[The input — start]

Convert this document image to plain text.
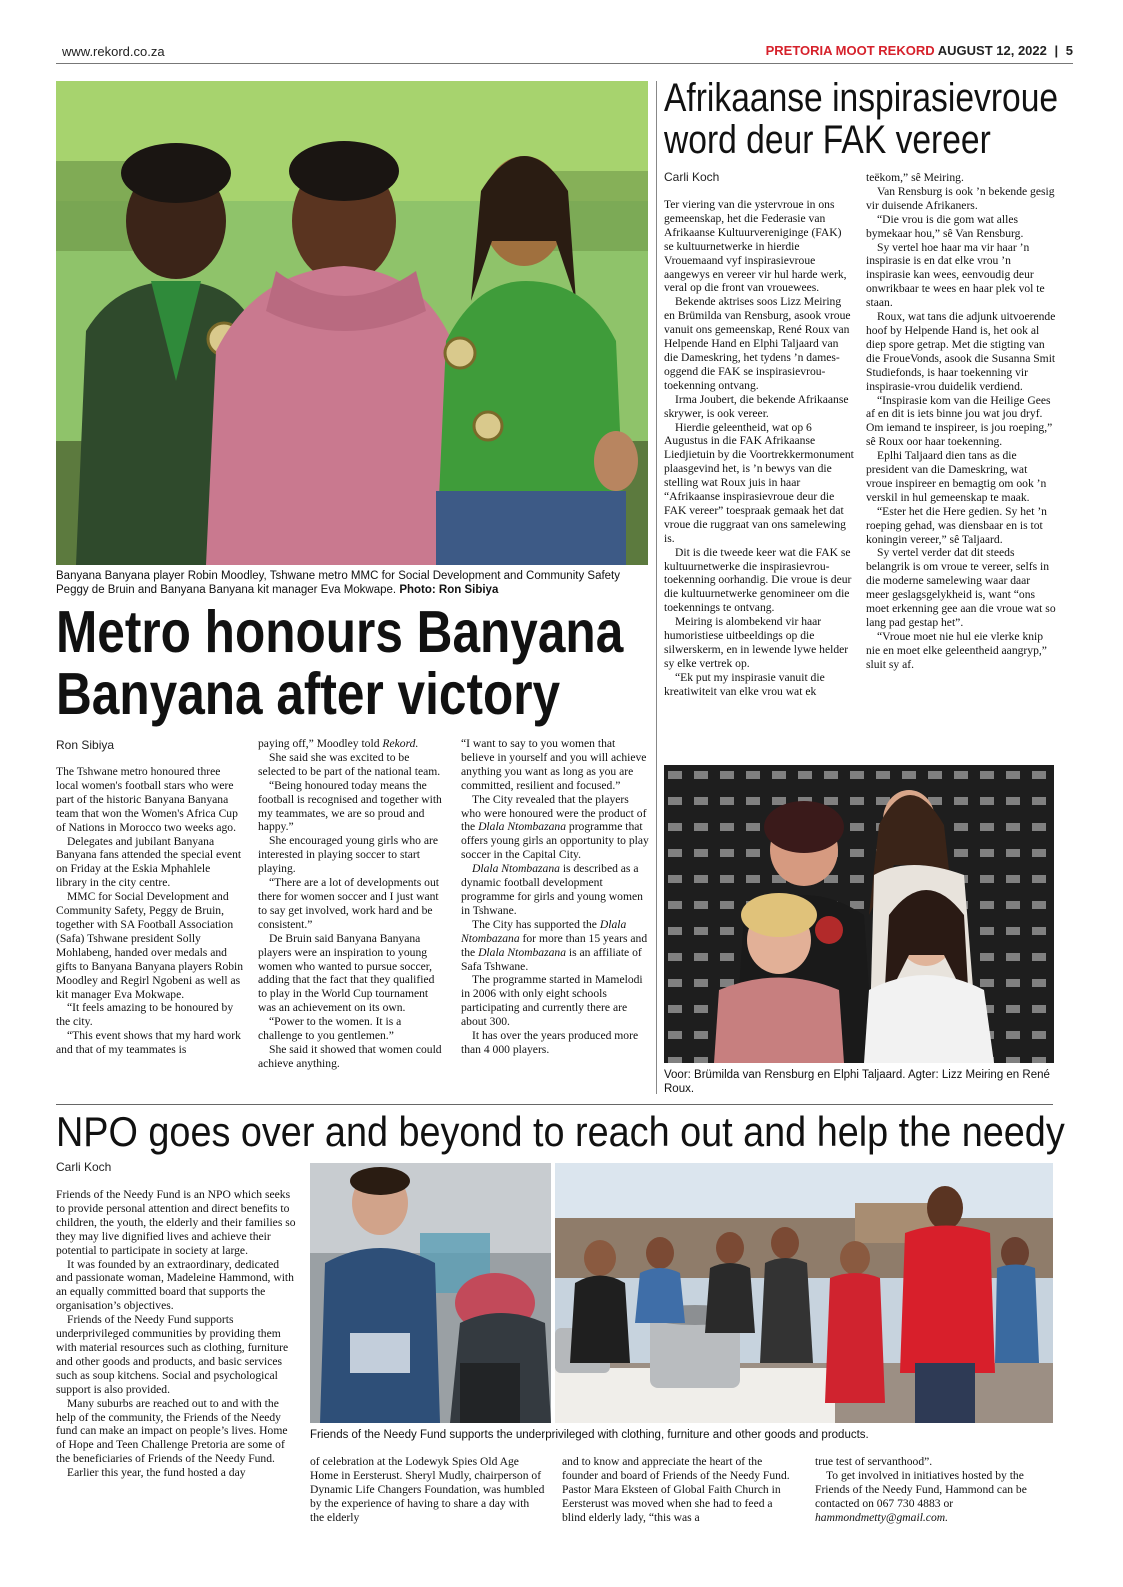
www.rekord.co.za	PRETORIA MOOT REKORD AUGUST 12, 2022 | 5
Banyana Banyana player Robin Moodley, Tshwane metro MMC for Social Development and Community Safety Peggy de Bruin and Banyana Banyana kit manager Eva Mokwape. Photo: Ron Sibiya
Metro honours Banyana
Banyana after victory
Ron Sibiya

The Tshwane metro honoured three local women's football stars who were part of the historic Banyana Banyana team that won the Women's Africa Cup of Nations in Morocco two weeks ago.

Delegates and jubilant Banyana Banyana fans attended the special event on Friday at the Eskia Mphahlele library in the city centre.

MMC for Social Development and Community Safety, Peggy de Bruin, together with SA Football Association (Safa) Tshwane president Solly Mohlabeng, handed over medals and gifts to Banyana Banyana players Robin Moodley and Regirl Ngobeni as well as kit manager Eva Mokwape.

“It feels amazing to be honoured by the city.

“This event shows that my hard work and that of my teammates is

paying off,” Moodley told Rekord.

She said she was excited to be selected to be part of the national team.

“Being honoured today means the football is recognised and together with my teammates, we are so proud and happy.”

She encouraged young girls who are interested in playing soccer to start playing.

“There are a lot of developments out there for women soccer and I just want to say get involved, work hard and be consistent.”

De Bruin said Banyana Banyana players were an inspiration to young women who wanted to pursue soccer, adding that the fact that they qualified to play in the World Cup tournament was an achievement on its own.

“Power to the women. It is a challenge to you gentlemen.”

She said it showed that women could achieve anything.

“I want to say to you women that believe in yourself and you will achieve anything you want as long as you are committed, resilient and focused.”

The City revealed that the players who were honoured were the product of the Dlala Ntombazana programme that offers young girls an opportunity to play soccer in the Capital City.

Dlala Ntombazana is described as a dynamic football development programme for girls and young women in Tshwane.

The City has supported the Dlala Ntombazana for more than 15 years and the Dlala Ntombazana is an affiliate of Safa Tshwane.

The programme started in Mamelodi in 2006 with only eight schools participating and currently there are about 300.

It has over the years produced more than 4 000 players.

Afrikaanse inspirasievroue
word deur FAK vereer
Carli Koch

Ter viering van die ystervroue in ons gemeenskap, het die Federasie van Afrikaanse Kultuurvereniginge (FAK) se kultuurnetwerke in hierdie Vrouemaand vyf inspirasievroue aangewys en vereer vir hul harde werk, veral op die front van vrouewees.

Bekende aktrises soos Lizz Meiring en Brümilda van Rensburg, asook vroue vanuit ons gemeenskap, René Roux van Helpende Hand en Elphi Taljaard van die Dameskring, het tydens ’n dames-oggend die FAK se inspirasievrou-toekenning ontvang.

Irma Joubert, die bekende Afrikaanse skrywer, is ook vereer.

Hierdie geleentheid, wat op 6 Augustus in die FAK Afrikaanse Liedjietuin by die Voortrekkermonument plaasgevind het, is ’n bewys van die stelling wat Roux juis in haar “Afrikaanse inspirasievroue deur die FAK vereer” toespraak gemaak het dat vroue die ruggraat van ons samelewing is.

Dit is die tweede keer wat die FAK se kultuurnetwerke die inspirasievrou-toekenning oorhandig. Die vroue is deur die kultuurnetwerke genomineer om die toekennings te ontvang.

Meiring is alombekend vir haar humoristiese uitbeeldings op die silwerskerm, en in lewende lywe helder sy elke vertrek op.

“Ek put my inspirasie vanuit die kreatiwiteit van elke vrou wat ek

teëkom,” sê Meiring.

Van Rensburg is ook ’n bekende gesig vir duisende Afrikaners.

“Die vrou is die gom wat alles bymekaar hou,” sê Van Rensburg.

Sy vertel hoe haar ma vir haar ’n inspirasie is en dat elke vrou ’n inspirasie kan wees, eenvoudig deur onwrikbaar te wees en haar plek vol te staan.

Roux, wat tans die adjunk uitvoerende hoof by Helpende Hand is, het ook al diep spore getrap. Met die stigting van die FroueVonds, asook die Susanna Smit Studiefonds, is haar toekenning vir inspirasie-vrou duidelik verdiend.

“Inspirasie kom van die Heilige Gees af en dit is iets binne jou wat jou dryf. Om iemand te inspireer, is jou roeping,” sê Roux oor haar toekenning.

Eplhi Taljaard dien tans as die president van die Dameskring, wat vroue inspireer en bemagtig om ook ’n verskil in hul gemeenskap te maak.

“Ester het die Here gedien. Sy het ’n roeping gehad, was diensbaar en is tot koningin vereer,” sê Taljaard.

Sy vertel verder dat dit steeds belangrik is om vroue te vereer, selfs in die moderne samelewing waar daar meer geslagsgelykheid is, want “ons moet erkenning gee aan die vroue wat so lang pad gestap het”.

“Vroue moet nie hul eie vlerke knip nie en moet elke geleentheid aangryp,” sluit sy af.

Voor: Brümilda van Rensburg en Elphi Taljaard. Agter: Lizz Meiring en René Roux.
NPO goes over and beyond to reach out and help the needy
Carli Koch

Friends of the Needy Fund is an NPO which seeks to provide personal attention and direct benefits to children, the youth, the elderly and their families so they may live dignified lives and achieve their potential to participate in society at large.

It was founded by an extraordinary, dedicated and passionate woman, Madeleine Hammond, with an equally committed board that supports the organisation’s objectives.

Friends of the Needy Fund supports underprivileged communities by providing them with material resources such as clothing, furniture and other goods and products, and basic services such as soup kitchens. Social and psychological support is also provided.

Many suburbs are reached out to and with the help of the community, the Friends of the Needy fund can make an impact on people’s lives. Home of Hope and Teen Challenge Pretoria are some of the beneficiaries of Friends of the Needy Fund.

Earlier this year, the fund hosted a day

Friends of the Needy Fund supports the underprivileged with clothing, furniture and other goods and products.

of celebration at the Lodewyk Spies Old Age Home in Eersterust. Sheryl Mudly, chairperson of Dynamic Life Changers Foundation, was humbled by the experience of having to share a day with the elderly

and to know and appreciate the heart of the founder and board of Friends of the Needy Fund. Pastor Mara Eksteen of Global Faith Church in Eersterust was moved when she had to feed a blind elderly lady, “this was a

true test of servanthood”.

To get involved in initiatives hosted by the Friends of the Needy Fund, Hammond can be contacted on 067 730 4883 or hammondmetty@gmail.com.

[The input — finish]

_What is needed:_
Give back the data exactly. Pictures stay out.

_Answer area:_
Convert this document image to plain text.
www.rekord.co.za	PRETORIA MOOT REKORD AUGUST 12, 2022 | 5
Banyana Banyana player Robin Moodley, Tshwane metro MMC for Social Development and Community Safety Peggy de Bruin and Banyana Banyana kit manager Eva Mokwape. Photo: Ron Sibiya
Metro honours Banyana
Banyana after victory
Ron Sibiya

The Tshwane metro honoured three local women's football stars who were part of the historic Banyana Banyana team that won the Women's Africa Cup of Nations in Morocco two weeks ago.

Delegates and jubilant Banyana Banyana fans attended the special event on Friday at the Eskia Mphahlele library in the city centre.

MMC for Social Development and Community Safety, Peggy de Bruin, together with SA Football Association (Safa) Tshwane president Solly Mohlabeng, handed over medals and gifts to Banyana Banyana players Robin Moodley and Regirl Ngobeni as well as kit manager Eva Mokwape.

“It feels amazing to be honoured by the city.

“This event shows that my hard work and that of my teammates is

paying off,” Moodley told Rekord.

She said she was excited to be selected to be part of the national team.

“Being honoured today means the football is recognised and together with my teammates, we are so proud and happy.”

She encouraged young girls who are interested in playing soccer to start playing.

“There are a lot of developments out there for women soccer and I just want to say get involved, work hard and be consistent.”

De Bruin said Banyana Banyana players were an inspiration to young women who wanted to pursue soccer, adding that the fact that they qualified to play in the World Cup tournament was an achievement on its own.

“Power to the women. It is a challenge to you gentlemen.”

She said it showed that women could achieve anything.

“I want to say to you women that believe in yourself and you will achieve anything you want as long as you are committed, resilient and focused.”

The City revealed that the players who were honoured were the product of the Dlala Ntombazana programme that offers young girls an opportunity to play soccer in the Capital City.

Dlala Ntombazana is described as a dynamic football development programme for girls and young women in Tshwane.

The City has supported the Dlala Ntombazana for more than 15 years and the Dlala Ntombazana is an affiliate of Safa Tshwane.

The programme started in Mamelodi in 2006 with only eight schools participating and currently there are about 300.

It has over the years produced more than 4 000 players.

Afrikaanse inspirasievroue
word deur FAK vereer
Carli Koch

Ter viering van die ystervroue in ons gemeenskap, het die Federasie van Afrikaanse Kultuurvereniginge (FAK) se kultuurnetwerke in hierdie Vrouemaand vyf inspirasievroue aangewys en vereer vir hul harde werk, veral op die front van vrouewees.

Bekende aktrises soos Lizz Meiring en Brümilda van Rensburg, asook vroue vanuit ons gemeenskap, René Roux van Helpende Hand en Elphi Taljaard van die Dameskring, het tydens ’n dames-oggend die FAK se inspirasievrou-toekenning ontvang.

Irma Joubert, die bekende Afrikaanse skrywer, is ook vereer.

Hierdie geleentheid, wat op 6 Augustus in die FAK Afrikaanse Liedjietuin by die Voortrekkermonument plaasgevind het, is ’n bewys van die stelling wat Roux juis in haar “Afrikaanse inspirasievroue deur die FAK vereer” toespraak gemaak het dat vroue die ruggraat van ons samelewing is.

Dit is die tweede keer wat die FAK se kultuurnetwerke die inspirasievrou-toekenning oorhandig. Die vroue is deur die kultuurnetwerke genomineer om die toekennings te ontvang.

Meiring is alombekend vir haar humoristiese uitbeeldings op die silwerskerm, en in lewende lywe helder sy elke vertrek op.

“Ek put my inspirasie vanuit die kreatiwiteit van elke vrou wat ek

teëkom,” sê Meiring.

Van Rensburg is ook ’n bekende gesig vir duisende Afrikaners.

“Die vrou is die gom wat alles bymekaar hou,” sê Van Rensburg.

Sy vertel hoe haar ma vir haar ’n inspirasie is en dat elke vrou ’n inspirasie kan wees, eenvoudig deur onwrikbaar te wees en haar plek vol te staan.

Roux, wat tans die adjunk uitvoerende hoof by Helpende Hand is, het ook al diep spore getrap. Met die stigting van die FroueVonds, asook die Susanna Smit Studiefonds, is haar toekenning vir inspirasie-vrou duidelik verdiend.

“Inspirasie kom van die Heilige Gees af en dit is iets binne jou wat jou dryf. Om iemand te inspireer, is jou roeping,” sê Roux oor haar toekenning.

Eplhi Taljaard dien tans as die president van die Dameskring, wat vroue inspireer en bemagtig om ook ’n verskil in hul gemeenskap te maak.

“Ester het die Here gedien. Sy het ’n roeping gehad, was diensbaar en is tot koningin vereer,” sê Taljaard.

Sy vertel verder dat dit steeds belangrik is om vroue te vereer, selfs in die moderne samelewing waar daar meer geslagsgelykheid is, want “ons moet erkenning gee aan die vroue wat so lang pad gestap het”.

“Vroue moet nie hul eie vlerke knip nie en moet elke geleentheid aangryp,” sluit sy af.

Voor: Brümilda van Rensburg en Elphi Taljaard. Agter: Lizz Meiring en René Roux.
NPO goes over and beyond to reach out and help the needy
Carli Koch

Friends of the Needy Fund is an NPO which seeks to provide personal attention and direct benefits to children, the youth, the elderly and their families so they may live dignified lives and achieve their potential to participate in society at large.

It was founded by an extraordinary, dedicated and passionate woman, Madeleine Hammond, with an equally committed board that supports the organisation’s objectives.

Friends of the Needy Fund supports underprivileged communities by providing them with material resources such as clothing, furniture and other goods and products, and basic services such as soup kitchens. Social and psychological support is also provided.

Many suburbs are reached out to and with the help of the community, the Friends of the Needy fund can make an impact on people’s lives. Home of Hope and Teen Challenge Pretoria are some of the beneficiaries of Friends of the Needy Fund.

Earlier this year, the fund hosted a day

Friends of the Needy Fund supports the underprivileged with clothing, furniture and other goods and products.

of celebration at the Lodewyk Spies Old Age Home in Eersterust. Sheryl Mudly, chairperson of Dynamic Life Changers Foundation, was humbled by the experience of having to share a day with the elderly

and to know and appreciate the heart of the founder and board of Friends of the Needy Fund. Pastor Mara Eksteen of Global Faith Church in Eersterust was moved when she had to feed a blind elderly lady, “this was a

true test of servanthood”.

To get involved in initiatives hosted by the Friends of the Needy Fund, Hammond can be contacted on 067 730 4883 or hammondmetty@gmail.com.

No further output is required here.